→ AIM OF THE TASK
Search the data for the word "name". Reproduce every line where it is found.

Dataset listings of figures:

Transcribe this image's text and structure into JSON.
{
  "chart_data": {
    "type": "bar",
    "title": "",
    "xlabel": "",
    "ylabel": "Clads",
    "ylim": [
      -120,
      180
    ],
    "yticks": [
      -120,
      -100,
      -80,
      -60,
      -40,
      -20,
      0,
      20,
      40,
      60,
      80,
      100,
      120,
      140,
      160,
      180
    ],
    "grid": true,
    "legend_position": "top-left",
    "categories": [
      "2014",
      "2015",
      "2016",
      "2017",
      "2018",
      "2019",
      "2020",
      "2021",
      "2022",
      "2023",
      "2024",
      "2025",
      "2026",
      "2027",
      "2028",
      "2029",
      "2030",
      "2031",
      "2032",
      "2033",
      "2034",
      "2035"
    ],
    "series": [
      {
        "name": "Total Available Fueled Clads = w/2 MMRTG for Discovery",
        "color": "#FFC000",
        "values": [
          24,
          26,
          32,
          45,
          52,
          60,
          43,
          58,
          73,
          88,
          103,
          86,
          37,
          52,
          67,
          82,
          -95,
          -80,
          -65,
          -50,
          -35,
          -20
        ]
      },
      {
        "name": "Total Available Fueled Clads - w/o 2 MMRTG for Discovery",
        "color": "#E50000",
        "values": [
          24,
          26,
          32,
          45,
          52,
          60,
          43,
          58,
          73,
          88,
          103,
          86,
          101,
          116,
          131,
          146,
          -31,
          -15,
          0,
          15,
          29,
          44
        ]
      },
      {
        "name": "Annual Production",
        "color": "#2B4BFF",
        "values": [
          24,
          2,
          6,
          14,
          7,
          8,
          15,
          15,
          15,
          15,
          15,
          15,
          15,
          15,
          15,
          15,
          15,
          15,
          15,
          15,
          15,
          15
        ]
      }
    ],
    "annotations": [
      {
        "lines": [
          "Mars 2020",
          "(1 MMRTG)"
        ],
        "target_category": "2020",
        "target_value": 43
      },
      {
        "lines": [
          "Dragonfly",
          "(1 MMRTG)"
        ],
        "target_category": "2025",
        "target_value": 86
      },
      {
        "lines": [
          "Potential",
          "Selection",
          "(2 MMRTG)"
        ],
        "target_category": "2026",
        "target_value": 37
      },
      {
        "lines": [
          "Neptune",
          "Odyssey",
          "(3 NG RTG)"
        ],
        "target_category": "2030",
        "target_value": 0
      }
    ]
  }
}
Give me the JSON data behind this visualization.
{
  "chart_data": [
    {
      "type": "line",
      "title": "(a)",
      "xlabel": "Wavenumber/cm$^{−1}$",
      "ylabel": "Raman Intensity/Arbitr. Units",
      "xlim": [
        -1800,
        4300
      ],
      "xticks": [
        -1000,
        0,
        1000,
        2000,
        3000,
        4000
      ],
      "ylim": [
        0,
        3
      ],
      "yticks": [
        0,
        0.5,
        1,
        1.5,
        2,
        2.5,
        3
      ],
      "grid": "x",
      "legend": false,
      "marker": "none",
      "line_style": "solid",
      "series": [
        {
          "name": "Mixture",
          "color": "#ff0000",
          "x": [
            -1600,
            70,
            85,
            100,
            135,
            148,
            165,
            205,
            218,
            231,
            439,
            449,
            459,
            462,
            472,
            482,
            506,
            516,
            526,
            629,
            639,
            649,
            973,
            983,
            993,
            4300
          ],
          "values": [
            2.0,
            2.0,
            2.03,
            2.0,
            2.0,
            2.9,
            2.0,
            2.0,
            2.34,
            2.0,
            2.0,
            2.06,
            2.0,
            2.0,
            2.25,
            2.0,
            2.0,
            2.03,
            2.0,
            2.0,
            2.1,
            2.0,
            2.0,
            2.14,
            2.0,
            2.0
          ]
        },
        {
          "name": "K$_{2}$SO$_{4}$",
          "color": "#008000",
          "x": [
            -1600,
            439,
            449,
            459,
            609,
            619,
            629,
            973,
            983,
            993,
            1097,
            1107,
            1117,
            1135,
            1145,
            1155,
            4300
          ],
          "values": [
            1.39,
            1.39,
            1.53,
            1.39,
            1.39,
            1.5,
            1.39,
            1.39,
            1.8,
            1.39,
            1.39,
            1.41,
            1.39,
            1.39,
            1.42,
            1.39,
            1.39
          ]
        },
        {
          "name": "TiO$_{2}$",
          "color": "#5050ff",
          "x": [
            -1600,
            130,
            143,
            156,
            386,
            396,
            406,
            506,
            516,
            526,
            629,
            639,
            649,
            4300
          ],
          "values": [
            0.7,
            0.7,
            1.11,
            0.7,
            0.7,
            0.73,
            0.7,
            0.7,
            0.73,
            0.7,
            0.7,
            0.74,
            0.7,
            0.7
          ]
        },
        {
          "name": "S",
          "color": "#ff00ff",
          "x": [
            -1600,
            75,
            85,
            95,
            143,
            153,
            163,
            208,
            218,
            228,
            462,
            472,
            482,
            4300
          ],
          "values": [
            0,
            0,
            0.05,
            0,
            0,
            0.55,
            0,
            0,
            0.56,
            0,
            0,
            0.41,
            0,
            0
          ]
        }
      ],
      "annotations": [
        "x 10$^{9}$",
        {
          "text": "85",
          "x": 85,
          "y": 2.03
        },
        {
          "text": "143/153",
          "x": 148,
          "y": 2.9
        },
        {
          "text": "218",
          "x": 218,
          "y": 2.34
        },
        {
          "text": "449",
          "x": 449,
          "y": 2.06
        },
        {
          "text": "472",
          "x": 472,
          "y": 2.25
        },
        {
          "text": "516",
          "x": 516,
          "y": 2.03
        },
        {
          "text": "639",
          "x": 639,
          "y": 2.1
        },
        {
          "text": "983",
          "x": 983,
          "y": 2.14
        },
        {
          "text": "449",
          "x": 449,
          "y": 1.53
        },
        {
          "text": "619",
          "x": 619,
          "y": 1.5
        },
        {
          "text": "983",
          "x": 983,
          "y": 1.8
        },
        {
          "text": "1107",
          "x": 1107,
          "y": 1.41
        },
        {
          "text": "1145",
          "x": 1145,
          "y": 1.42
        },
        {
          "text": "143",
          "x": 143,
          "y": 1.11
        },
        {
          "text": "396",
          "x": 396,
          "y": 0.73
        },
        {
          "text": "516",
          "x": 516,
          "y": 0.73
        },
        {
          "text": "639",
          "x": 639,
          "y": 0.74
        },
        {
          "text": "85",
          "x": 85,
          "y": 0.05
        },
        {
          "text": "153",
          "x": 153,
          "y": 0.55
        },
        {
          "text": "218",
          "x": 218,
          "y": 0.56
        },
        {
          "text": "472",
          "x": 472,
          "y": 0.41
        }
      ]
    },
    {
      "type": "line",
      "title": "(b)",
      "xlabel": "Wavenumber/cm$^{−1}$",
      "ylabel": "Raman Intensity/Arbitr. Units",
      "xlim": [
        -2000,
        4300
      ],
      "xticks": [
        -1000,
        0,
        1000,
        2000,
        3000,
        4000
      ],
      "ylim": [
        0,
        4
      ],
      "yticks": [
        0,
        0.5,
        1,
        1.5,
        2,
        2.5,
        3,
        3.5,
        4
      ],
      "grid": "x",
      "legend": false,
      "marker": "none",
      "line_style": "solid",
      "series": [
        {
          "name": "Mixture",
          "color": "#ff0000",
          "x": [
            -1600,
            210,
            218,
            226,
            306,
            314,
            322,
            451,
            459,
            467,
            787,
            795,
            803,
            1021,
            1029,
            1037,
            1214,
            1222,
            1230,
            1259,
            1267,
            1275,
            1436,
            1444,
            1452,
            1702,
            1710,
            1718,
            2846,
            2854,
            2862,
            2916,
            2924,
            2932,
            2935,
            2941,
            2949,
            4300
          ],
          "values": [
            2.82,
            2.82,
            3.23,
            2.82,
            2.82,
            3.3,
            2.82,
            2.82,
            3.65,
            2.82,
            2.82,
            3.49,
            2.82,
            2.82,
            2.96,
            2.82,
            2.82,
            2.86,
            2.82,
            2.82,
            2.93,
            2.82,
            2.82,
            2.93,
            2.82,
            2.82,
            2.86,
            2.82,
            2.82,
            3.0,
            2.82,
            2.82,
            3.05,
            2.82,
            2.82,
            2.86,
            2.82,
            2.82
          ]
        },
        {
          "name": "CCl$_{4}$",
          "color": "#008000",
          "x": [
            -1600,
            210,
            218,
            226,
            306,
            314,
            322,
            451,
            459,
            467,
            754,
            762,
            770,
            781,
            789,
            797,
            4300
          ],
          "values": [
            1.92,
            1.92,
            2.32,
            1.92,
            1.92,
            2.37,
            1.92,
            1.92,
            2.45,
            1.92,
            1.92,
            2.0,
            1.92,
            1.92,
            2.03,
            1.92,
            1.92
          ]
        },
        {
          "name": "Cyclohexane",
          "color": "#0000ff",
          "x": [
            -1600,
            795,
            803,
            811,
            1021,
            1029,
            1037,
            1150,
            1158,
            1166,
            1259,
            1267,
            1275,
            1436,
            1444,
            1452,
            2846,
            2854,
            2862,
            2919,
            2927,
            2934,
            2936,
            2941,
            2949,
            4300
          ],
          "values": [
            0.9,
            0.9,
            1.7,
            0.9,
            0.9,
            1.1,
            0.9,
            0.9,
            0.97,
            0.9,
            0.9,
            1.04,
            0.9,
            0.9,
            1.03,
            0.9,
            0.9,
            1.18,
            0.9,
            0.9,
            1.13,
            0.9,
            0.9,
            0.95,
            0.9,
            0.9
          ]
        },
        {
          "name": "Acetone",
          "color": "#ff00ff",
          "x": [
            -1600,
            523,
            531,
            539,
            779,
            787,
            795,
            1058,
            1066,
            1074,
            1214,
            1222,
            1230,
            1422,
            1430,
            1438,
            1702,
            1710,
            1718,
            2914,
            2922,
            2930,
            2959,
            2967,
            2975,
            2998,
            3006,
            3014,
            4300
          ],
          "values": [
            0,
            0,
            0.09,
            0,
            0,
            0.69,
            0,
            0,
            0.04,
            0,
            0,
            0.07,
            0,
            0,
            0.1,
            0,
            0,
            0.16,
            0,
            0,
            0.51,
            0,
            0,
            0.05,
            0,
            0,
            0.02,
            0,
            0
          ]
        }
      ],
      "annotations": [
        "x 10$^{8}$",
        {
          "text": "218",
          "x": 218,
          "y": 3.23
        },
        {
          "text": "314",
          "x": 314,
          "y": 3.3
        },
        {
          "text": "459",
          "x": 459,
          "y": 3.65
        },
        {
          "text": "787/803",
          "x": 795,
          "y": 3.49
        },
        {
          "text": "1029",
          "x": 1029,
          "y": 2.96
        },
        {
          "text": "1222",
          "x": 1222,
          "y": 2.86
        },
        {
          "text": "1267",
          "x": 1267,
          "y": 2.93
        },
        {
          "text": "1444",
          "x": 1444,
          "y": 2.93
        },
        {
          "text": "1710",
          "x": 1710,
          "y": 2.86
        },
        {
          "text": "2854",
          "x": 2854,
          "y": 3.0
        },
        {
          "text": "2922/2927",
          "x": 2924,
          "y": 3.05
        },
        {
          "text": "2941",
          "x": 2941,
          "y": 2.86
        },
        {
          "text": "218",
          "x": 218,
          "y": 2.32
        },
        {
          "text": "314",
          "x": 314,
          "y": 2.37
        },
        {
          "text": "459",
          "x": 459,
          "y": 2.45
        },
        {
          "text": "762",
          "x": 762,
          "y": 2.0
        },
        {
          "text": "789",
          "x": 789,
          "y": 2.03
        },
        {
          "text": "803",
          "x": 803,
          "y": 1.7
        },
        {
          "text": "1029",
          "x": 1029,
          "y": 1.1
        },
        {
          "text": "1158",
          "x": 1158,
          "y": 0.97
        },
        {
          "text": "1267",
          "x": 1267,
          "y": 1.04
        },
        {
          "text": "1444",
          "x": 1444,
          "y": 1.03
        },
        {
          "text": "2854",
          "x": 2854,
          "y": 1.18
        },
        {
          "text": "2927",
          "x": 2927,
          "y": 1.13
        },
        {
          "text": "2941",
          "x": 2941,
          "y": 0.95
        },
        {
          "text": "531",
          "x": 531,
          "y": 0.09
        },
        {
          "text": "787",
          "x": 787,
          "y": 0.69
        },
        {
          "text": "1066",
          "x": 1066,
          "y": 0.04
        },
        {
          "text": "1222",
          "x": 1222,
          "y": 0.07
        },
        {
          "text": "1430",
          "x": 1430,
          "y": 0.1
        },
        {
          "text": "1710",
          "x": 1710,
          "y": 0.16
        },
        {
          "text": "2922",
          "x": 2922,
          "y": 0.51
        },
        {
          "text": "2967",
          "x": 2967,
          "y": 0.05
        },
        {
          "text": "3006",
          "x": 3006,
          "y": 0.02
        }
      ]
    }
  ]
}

→ FULL OUTPUT
        "name": "Total Available Fueled Clads = w/2 MMRTG for Discovery",
        "name": "Total Available Fueled Clads - w/o 2 MMRTG for Discovery",
        "name": "Annual Production",
          "name": "Mixture",
          "name": "K$_{2}$SO$_{4}$",
          "name": "TiO$_{2}$",
          "name": "S",
          "name": "Mixture",
          "name": "CCl$_{4}$",
          "name": "Cyclohexane",
          "name": "Acetone",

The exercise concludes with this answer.